### Excerpted passage
BEGIN

As good as the Nexus 7 is for most things, every time I pick the iPad up I am struck by how much better the user experience is compared to that of the Nexus 7.
The operation of the iPad is more consistent, fluid, and more pleasing than that of the Nexus 7. Even with the much improved Project Butter enhancements in Jelly Bean, the iPad is more pleasant to use.
A big part of the consistent user experience of the iPad is due to the apps. Whether you like the closed system of iOS or not, the apps work more consistenly no matter the function. When you fire up an iPad app you know where all the controls will be as they are intuitively placed.
Apps on the iPad work as expected and with a pleasant interface. That's across the board, and why using the iPad is so pleasing compared to using the Nexus 7.
I am on record for using both the iPad and Android tablets to get real work done, and I also use them for the typical leisure activities tablets are famous for. The better user experience applies equally to the iPad for all uses.

END

### Given request 1
In the entries, can you swap "Shear Rate" for "Strain Rate" from the line that has "point (245, 559, 259, 573)" through the line that has "y-axis-title: Viscosity (cp)", and give back those lines with everything else unchanged?

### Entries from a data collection
BEGIN

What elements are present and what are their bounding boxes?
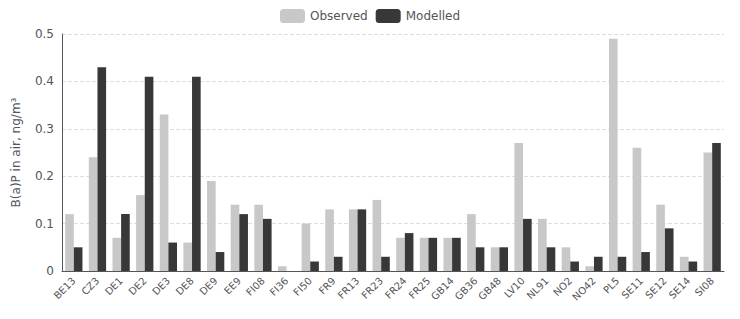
svg-text:DE1: DE1 — [103, 275, 125, 297]
svg-text:SI08: SI08 — [693, 275, 716, 298]
svg-text:SE12: SE12 — [643, 275, 669, 301]
svg-text:EE9: EE9 — [222, 275, 243, 296]
svg-text:FI36: FI36 — [268, 275, 291, 298]
svg-text:NL91: NL91 — [525, 275, 551, 301]
svg-text:Modelled: Modelled — [406, 9, 460, 23]
svg-text:0: 0 — [46, 264, 54, 278]
svg-text:BE13: BE13 — [52, 275, 78, 301]
svg-text:DE8: DE8 — [174, 275, 196, 297]
svg-text:DE2: DE2 — [126, 275, 148, 297]
svg-text:SE14: SE14 — [667, 275, 693, 301]
svg-text:0.3: 0.3 — [35, 122, 54, 136]
svg-text:PL5: PL5 — [601, 275, 621, 295]
svg-text:0.1: 0.1 — [35, 217, 54, 231]
svg-text:FI08: FI08 — [244, 275, 267, 298]
svg-text:Observed: Observed — [310, 9, 368, 23]
svg-text:GB36: GB36 — [453, 275, 480, 302]
svg-text:CZ3: CZ3 — [79, 275, 101, 297]
svg-text:FR25: FR25 — [407, 275, 433, 301]
svg-text:LV10: LV10 — [502, 275, 527, 300]
svg-text:FI50: FI50 — [291, 275, 314, 298]
svg-text:DE9: DE9 — [197, 275, 219, 297]
svg-text:DE3: DE3 — [150, 275, 172, 297]
svg-text:NO2: NO2 — [551, 275, 575, 299]
svg-text:B(a)P in air, ng/m³: B(a)P in air, ng/m³ — [9, 97, 23, 207]
svg-text:0.5: 0.5 — [35, 27, 54, 41]
svg-text:GB48: GB48 — [476, 275, 503, 302]
svg-text:FR13: FR13 — [336, 275, 362, 301]
svg-text:NO42: NO42 — [570, 275, 598, 303]
svg-text:FR24: FR24 — [383, 275, 409, 301]
svg-text:FR9: FR9 — [316, 275, 338, 297]
svg-text:GB14: GB14 — [429, 275, 456, 302]
svg-text:0.4: 0.4 — [35, 74, 54, 88]
svg-text:0.2: 0.2 — [35, 169, 54, 183]
svg-text:SE11: SE11 — [619, 275, 645, 301]
svg-text:FR23: FR23 — [359, 275, 385, 301]
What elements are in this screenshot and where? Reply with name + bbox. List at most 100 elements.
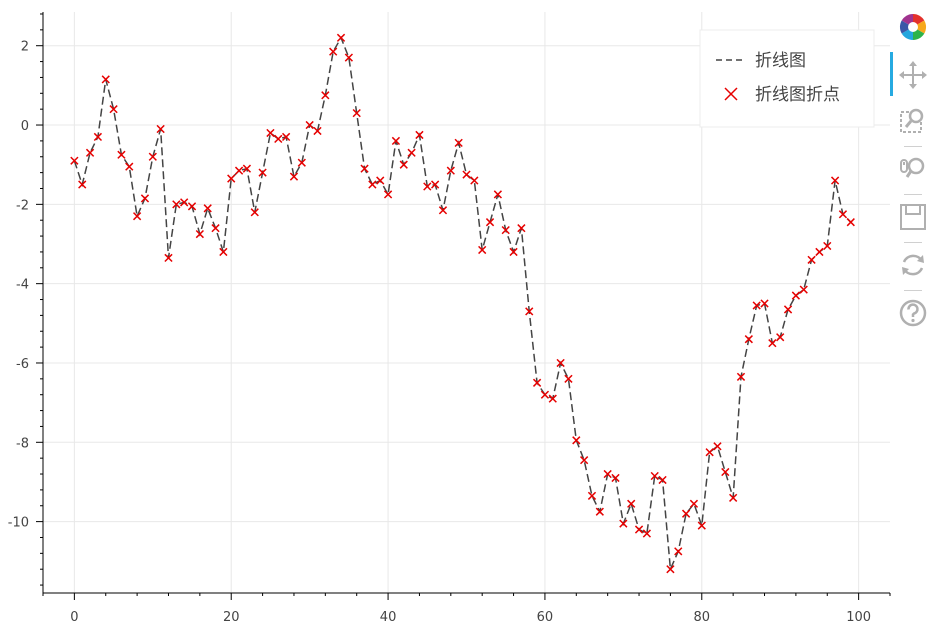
data-point-marker	[211, 224, 220, 233]
box-zoom-tool[interactable]	[898, 106, 928, 136]
data-point-marker	[391, 136, 401, 146]
help-tool[interactable]	[898, 298, 928, 328]
legend: 折线图 折线图折点	[699, 29, 875, 128]
data-point-marker	[227, 174, 236, 183]
data-point-marker	[187, 202, 197, 211]
data-point-marker	[485, 218, 495, 227]
data-point-marker	[650, 471, 659, 481]
data-point-marker	[438, 206, 448, 215]
data-point-marker	[352, 108, 361, 118]
data-point-marker	[721, 467, 730, 477]
data-point-marker	[729, 493, 738, 502]
data-point-marker	[674, 547, 683, 556]
data-point-marker	[109, 105, 118, 114]
data-point-marker	[454, 138, 463, 148]
data-point-marker	[611, 473, 620, 483]
y-tick-label: 0	[21, 119, 29, 134]
x-tick-label: 80	[694, 610, 711, 625]
y-tick-label: -2	[16, 198, 29, 213]
box-zoom-icon	[900, 108, 924, 133]
toolbar-divider	[904, 242, 922, 243]
data-point-marker	[760, 299, 769, 308]
y-tick-label: -4	[16, 278, 29, 293]
data-point-marker	[383, 190, 393, 199]
data-point-marker	[180, 198, 189, 207]
data-point-marker	[540, 390, 550, 399]
data-point-marker	[399, 160, 408, 169]
bokeh-logo[interactable]	[898, 12, 928, 42]
data-point-marker	[752, 301, 761, 310]
data-point-marker	[532, 378, 542, 387]
x-tick-label: 60	[537, 610, 554, 625]
data-point-marker	[493, 190, 503, 199]
data-point-marker	[415, 130, 424, 140]
x-tick-label: 40	[380, 610, 397, 625]
reset-tool[interactable]	[898, 250, 928, 280]
data-point-marker	[281, 132, 291, 142]
data-point-marker	[564, 374, 573, 383]
data-point-marker	[517, 224, 526, 233]
data-point-marker	[791, 291, 801, 300]
data-point-marker	[587, 491, 597, 500]
save-icon	[900, 204, 926, 230]
data-point-marker	[462, 170, 471, 179]
data-point-marker	[619, 519, 628, 528]
data-point-marker	[838, 210, 848, 219]
data-point-marker	[344, 53, 353, 62]
data-point-marker	[681, 509, 691, 518]
toolbar-divider	[904, 290, 922, 291]
wheel-zoom-tool[interactable]	[898, 154, 928, 184]
data-point-marker	[156, 124, 165, 134]
toolbar-divider	[904, 194, 922, 195]
data-point-marker	[274, 134, 283, 144]
y-tick-label: -10	[8, 516, 29, 531]
data-point-marker	[736, 372, 746, 381]
data-point-marker	[830, 176, 840, 185]
data-point-marker	[172, 200, 181, 209]
data-point-marker	[250, 208, 259, 217]
data-point-marker	[689, 499, 699, 508]
data-point-marker	[509, 247, 518, 257]
data-point-marker	[258, 168, 267, 177]
data-point-marker	[297, 158, 306, 167]
data-point-marker	[219, 247, 228, 257]
data-point-marker	[580, 456, 589, 465]
data-point-marker	[572, 436, 581, 445]
data-point-marker	[70, 156, 79, 165]
toolbar	[890, 8, 938, 338]
y-tick-label: 2	[21, 40, 29, 55]
data-point-marker	[195, 229, 204, 239]
data-point-marker	[164, 253, 173, 263]
data-point-marker	[595, 507, 604, 516]
data-point-marker	[336, 33, 346, 42]
data-point-marker	[815, 247, 824, 257]
data-point-marker	[78, 180, 87, 189]
data-point-marker	[642, 529, 652, 538]
data-point-marker	[313, 126, 322, 136]
wheel-zoom-icon	[900, 157, 925, 178]
data-point-marker	[603, 469, 612, 479]
data-point-marker	[430, 180, 440, 189]
data-point-marker	[783, 305, 793, 314]
data-point-marker	[666, 565, 675, 574]
data-point-marker	[658, 475, 667, 485]
save-tool[interactable]	[898, 202, 928, 232]
data-point-marker	[376, 176, 385, 185]
data-point-marker	[627, 499, 636, 508]
reset-icon	[902, 254, 924, 276]
data-point-marker	[478, 245, 487, 255]
data-layer	[70, 33, 855, 574]
y-tick-label: -8	[16, 436, 29, 451]
pan-tool[interactable]	[898, 60, 928, 90]
y-tick-label: -6	[16, 357, 29, 372]
data-point-marker	[423, 182, 432, 191]
series-line	[73, 36, 852, 570]
x-tick-label: 0	[70, 610, 78, 625]
bokeh-logo-icon	[899, 13, 927, 41]
data-point-marker	[305, 120, 314, 130]
data-point-marker	[634, 525, 644, 534]
data-point-marker	[705, 448, 714, 457]
data-point-marker	[525, 307, 534, 316]
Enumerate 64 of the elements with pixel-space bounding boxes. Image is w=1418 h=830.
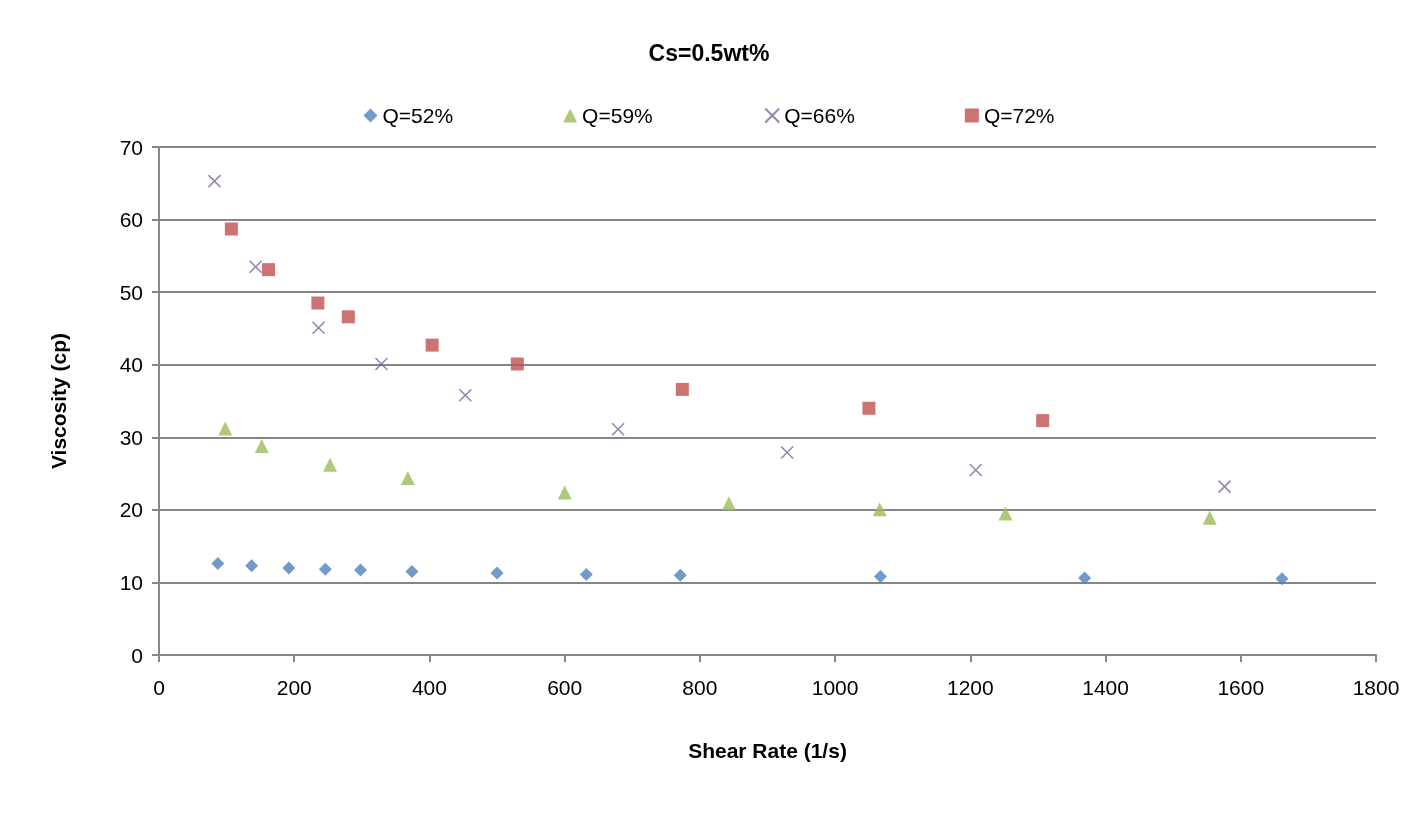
point (245, 559, 259, 573)
point (873, 570, 887, 584)
y-tick-label: 50 (119, 280, 143, 304)
point (282, 561, 296, 575)
point (262, 263, 276, 277)
point (254, 438, 269, 453)
point (968, 463, 983, 477)
point (211, 557, 225, 571)
point (1217, 479, 1232, 494)
point (872, 502, 887, 517)
point (311, 296, 325, 310)
point (579, 567, 593, 581)
y-tick-label: 0 (131, 643, 143, 667)
chart-title: Cs=0.5wt% (648, 39, 770, 66)
point (1202, 510, 1217, 525)
point (611, 422, 625, 437)
point (341, 310, 355, 324)
point (458, 388, 473, 402)
point (998, 506, 1013, 521)
x-tick-label: 1400 (1082, 676, 1129, 699)
point (780, 445, 794, 460)
point (400, 470, 415, 485)
x-tick-label: 600 (547, 676, 583, 699)
point (673, 568, 687, 582)
x-axis-title: Shear Rate (1/s) (688, 739, 847, 762)
x-tick-label: 200 (276, 676, 312, 699)
point (405, 565, 419, 579)
legend-label: Q=59% (582, 104, 653, 127)
point (318, 562, 332, 576)
point (311, 320, 326, 335)
point (353, 563, 367, 577)
legend-label: Q=72% (983, 104, 1055, 127)
point (1275, 572, 1289, 586)
point (248, 259, 263, 274)
point (862, 401, 876, 415)
legend-label: Q=52% (382, 104, 454, 127)
point (218, 421, 233, 436)
x-tick-label: 1200 (946, 676, 994, 699)
point (557, 485, 572, 500)
point (675, 382, 689, 396)
y-tick-label: 60 (119, 208, 143, 232)
point (425, 338, 439, 352)
x-tick-label: 0 (153, 676, 165, 699)
x-tick-label: 400 (411, 676, 447, 699)
x-tick-label: 1800 (1352, 676, 1400, 699)
y-tick-label: 70 (119, 135, 143, 159)
x-tick-label: 1000 (811, 676, 859, 699)
point (490, 566, 504, 580)
point (721, 496, 736, 511)
y-tick-label: 10 (119, 570, 143, 594)
point (207, 174, 222, 188)
y-tick-label: 40 (119, 353, 143, 377)
point (323, 457, 338, 472)
point (510, 357, 524, 371)
y-tick-label: 20 (119, 498, 143, 522)
y-axis-title: Viscosity (cp) (47, 332, 70, 470)
point (1036, 414, 1050, 428)
legend-label: Q=66% (784, 104, 855, 127)
point (224, 222, 238, 236)
point (374, 357, 389, 371)
x-tick-label: 1600 (1217, 676, 1265, 699)
x-tick-label: 800 (682, 676, 718, 699)
point (1078, 571, 1092, 585)
y-tick-label: 30 (119, 425, 143, 449)
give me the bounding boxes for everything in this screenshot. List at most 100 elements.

END

### Given request 2
Can you continue the comparison of the iPad with the Nexus 7, starting right after its last sentence?

### Exercise result 1
point (245, 559, 259, 573)
point (873, 570, 887, 584)
y-tick-label: 50 (119, 280, 143, 304)
point (282, 561, 296, 575)
point (262, 263, 276, 277)
point (254, 438, 269, 453)
point (968, 463, 983, 477)
point (211, 557, 225, 571)
point (1217, 479, 1232, 494)
point (872, 502, 887, 517)
point (311, 296, 325, 310)
point (579, 567, 593, 581)
y-tick-label: 0 (131, 643, 143, 667)
chart-title: Cs=0.5wt% (648, 39, 770, 66)
point (1202, 510, 1217, 525)
point (611, 422, 625, 437)
point (341, 310, 355, 324)
point (458, 388, 473, 402)
point (998, 506, 1013, 521)
x-tick-label: 1400 (1082, 676, 1129, 699)
point (780, 445, 794, 460)
point (400, 470, 415, 485)
x-tick-label: 600 (547, 676, 583, 699)
point (673, 568, 687, 582)
x-axis-title: Strain Rate (1/s) (688, 739, 847, 762)
x-tick-label: 200 (276, 676, 312, 699)
point (405, 565, 419, 579)
legend-label: Q=59% (582, 104, 653, 127)
point (318, 562, 332, 576)
point (311, 320, 326, 335)
point (353, 563, 367, 577)
legend-label: Q=72% (983, 104, 1055, 127)
point (1275, 572, 1289, 586)
point (248, 259, 263, 274)
point (862, 401, 876, 415)
legend-label: Q=52% (382, 104, 454, 127)
point (218, 421, 233, 436)
x-tick-label: 1200 (946, 676, 994, 699)
point (557, 485, 572, 500)
point (675, 382, 689, 396)
y-tick-label: 60 (119, 208, 143, 232)
point (425, 338, 439, 352)
x-tick-label: 0 (153, 676, 165, 699)
x-tick-label: 400 (411, 676, 447, 699)
x-tick-label: 1800 (1352, 676, 1400, 699)
y-tick-label: 70 (119, 135, 143, 159)
x-tick-label: 1000 (811, 676, 859, 699)
point (490, 566, 504, 580)
point (721, 496, 736, 511)
y-tick-label: 10 (119, 570, 143, 594)
point (207, 174, 222, 188)
y-tick-label: 40 (119, 353, 143, 377)
point (323, 457, 338, 472)
point (510, 357, 524, 371)
y-tick-label: 20 (119, 498, 143, 522)
y-axis-title: Viscosity (cp) (47, 332, 70, 470)

### Exercise result 2
While certain activities are better suited for the smaller Nexus 7, such as ebook reading, the Kindle iPad app is better than that on Android. The simple function of sorting a big ebook library by most recent activity, the preferred method, is strangely absent from the Nexus 7. Finding my most recent purchases is a nightmare on the Nexus 7 while easy (and instantaneous) on the iPad.
UPDATE: Lo and behold the latest update for the Kindle app on the Nexus 7 has finally added sort by recent activity.
Jelly Bean on the Nexus 7 has gone a long way to address the laggy, jerky operation of other Android tablets that has in the past driven me nuts. Scrolling in windows is not completely fluid, but it's much better than scrolling on other Android tablets.
It's good, but not good enough compared to the iPad. I can use the Nexus 7 heavily and have no complaints. Then I pick up the iPad and realize immediately how much more fluid and pleasant to use it is compared to the Nexus 7.
The quality of iPad apps is for the most part better than those available for the Nexus 7. The rigid rules Apple places on developers is often criticised, but the end results speak for themselves.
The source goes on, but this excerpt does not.